Request
Gather each line containing the string "contained" from these entries.

++++ Information supplied ++++

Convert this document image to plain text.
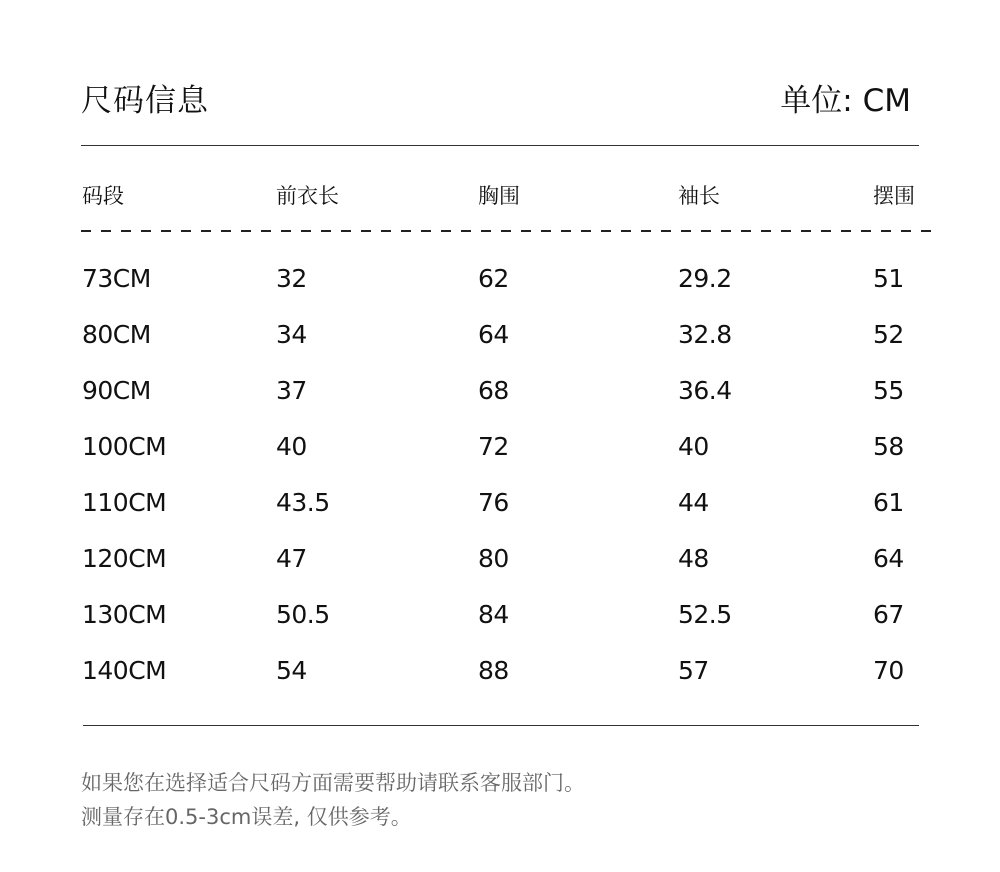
尺码信息	单位: CM
码段	前衣长	胸围	袖长	摆围
73CM	32	62	29.2	51
80CM	34	64	32.8	52
90CM	37	68	36.4	55
100CM	40	72	40	58
110CM	43.5	76	44	61
120CM	47	80	48	64
130CM	50.5	84	52.5	67
140CM	54	88	57	70
如果您在选择适合尺码方面需要帮助请联系客服部门。
测量存在0.5-3cm误差, 仅供参考。
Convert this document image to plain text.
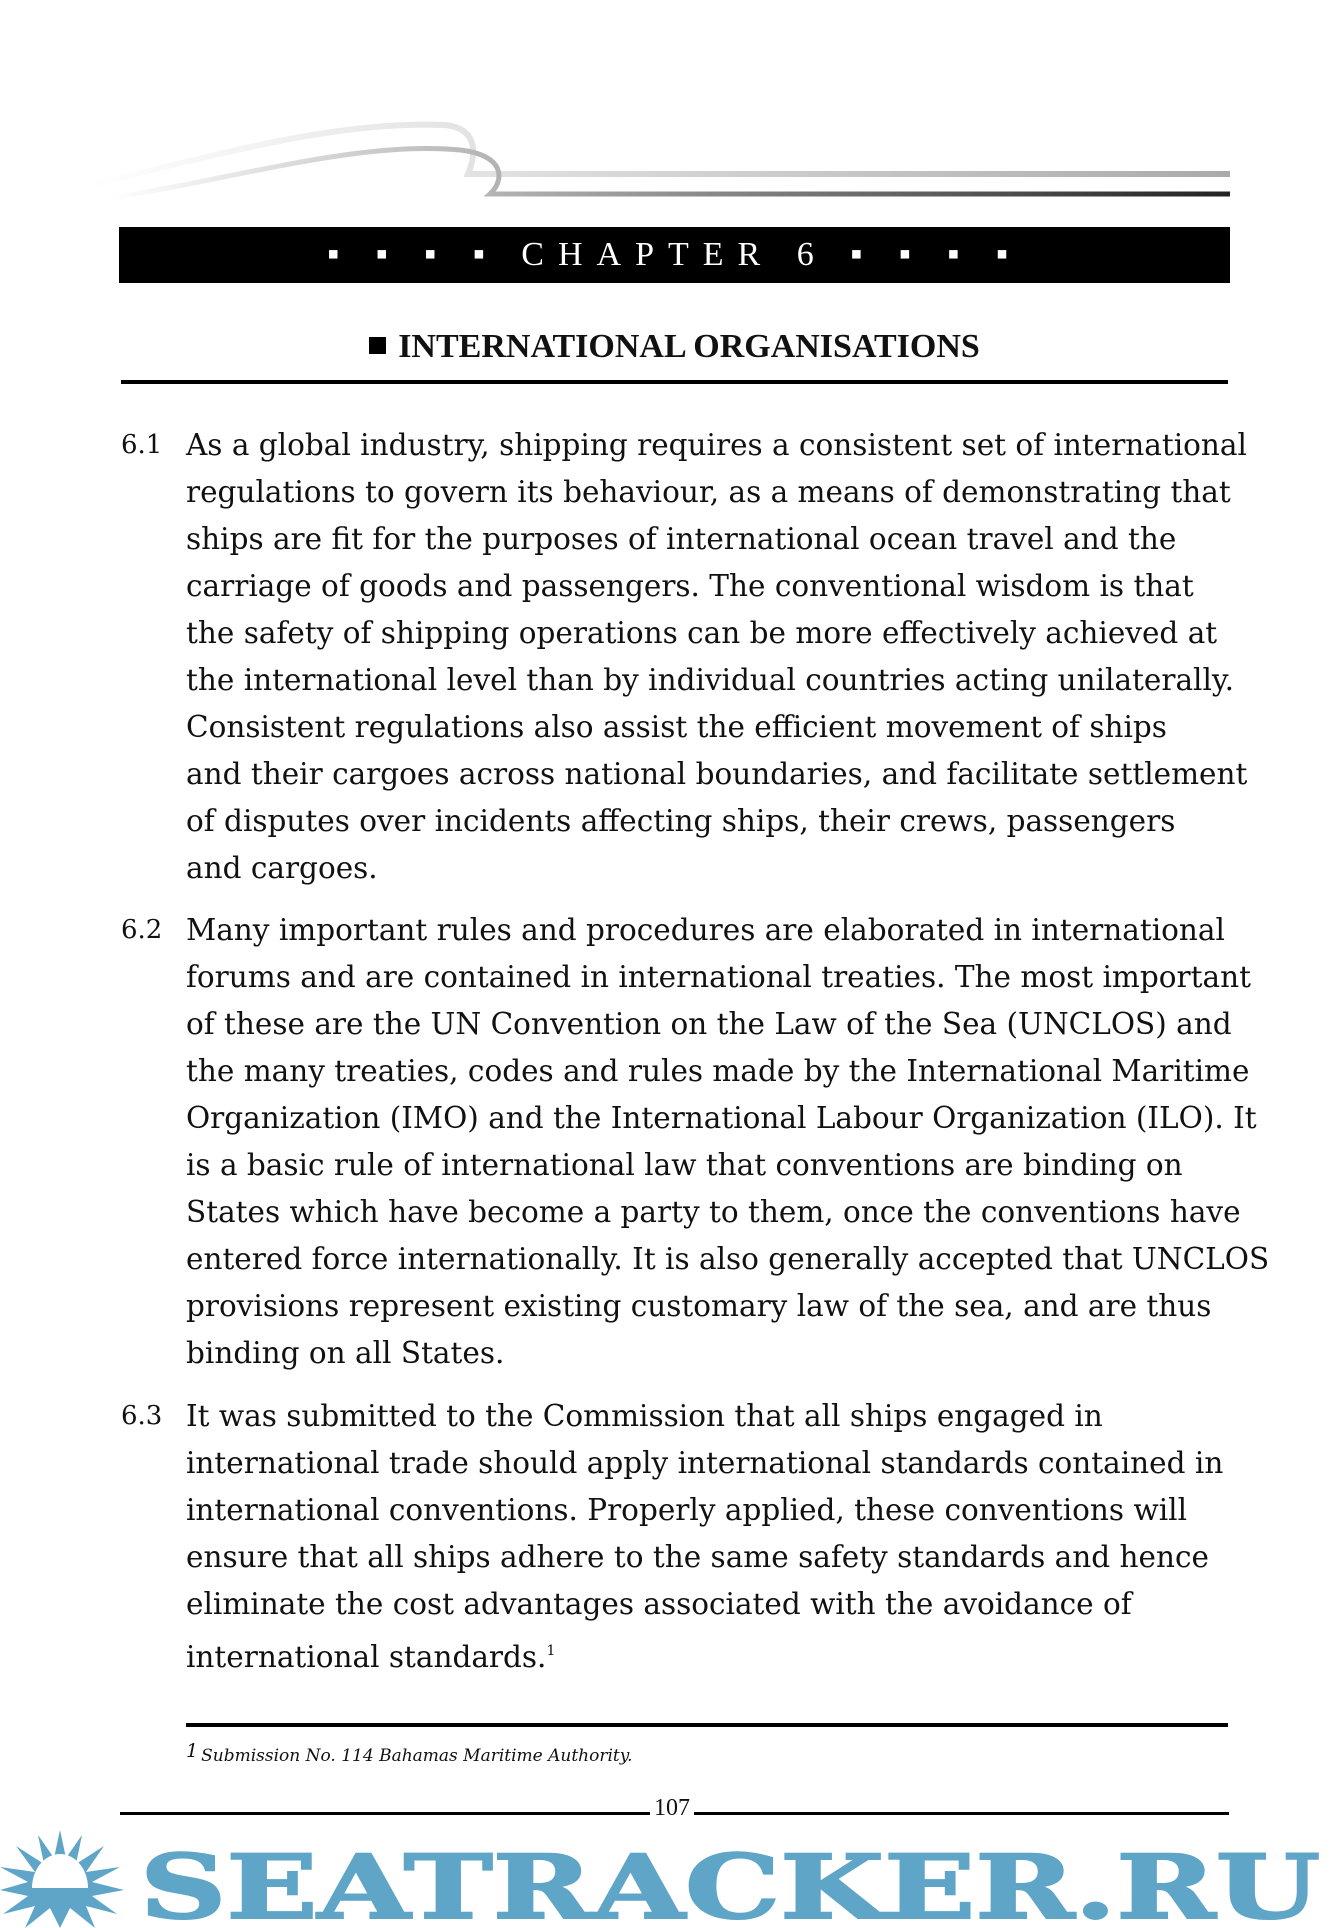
▪ ▪ ▪ ▪ CHAPTER 6 ▪ ▪ ▪ ▪
INTERNATIONAL ORGANISATIONS
6.1 As a global industry, shipping requires a consistent set of international
regulations to govern its behaviour, as a means of demonstrating that
ships are fit for the purposes of international ocean travel and the
carriage of goods and passengers. The conventional wisdom is that
the safety of shipping operations can be more effectively achieved at
the international level than by individual countries acting unilaterally.
Consistent regulations also assist the efficient movement of ships
and their cargoes across national boundaries, and facilitate settlement
of disputes over incidents affecting ships, their crews, passengers
and cargoes.
6.2 Many important rules and procedures are elaborated in international
forums and are contained in international treaties. The most important
of these are the UN Convention on the Law of the Sea (UNCLOS) and
the many treaties, codes and rules made by the International Maritime
Organization (IMO) and the International Labour Organization (ILO). It
is a basic rule of international law that conventions are binding on
States which have become a party to them, once the conventions have
entered force internationally. It is also generally accepted that UNCLOS
provisions represent existing customary law of the sea, and are thus
binding on all States.
6.3 It was submitted to the Commission that all ships engaged in
international trade should apply international standards contained in
international conventions. Properly applied, these conventions will
ensure that all ships adhere to the same safety standards and hence
eliminate the cost advantages associated with the avoidance of
international standards.$^1$
1 Submission No. 114 Bahamas Maritime Authority.
107
SEATRACKER.RU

++++

Right answer
forums and are contained in international treaties. The most important
international trade should apply international standards contained in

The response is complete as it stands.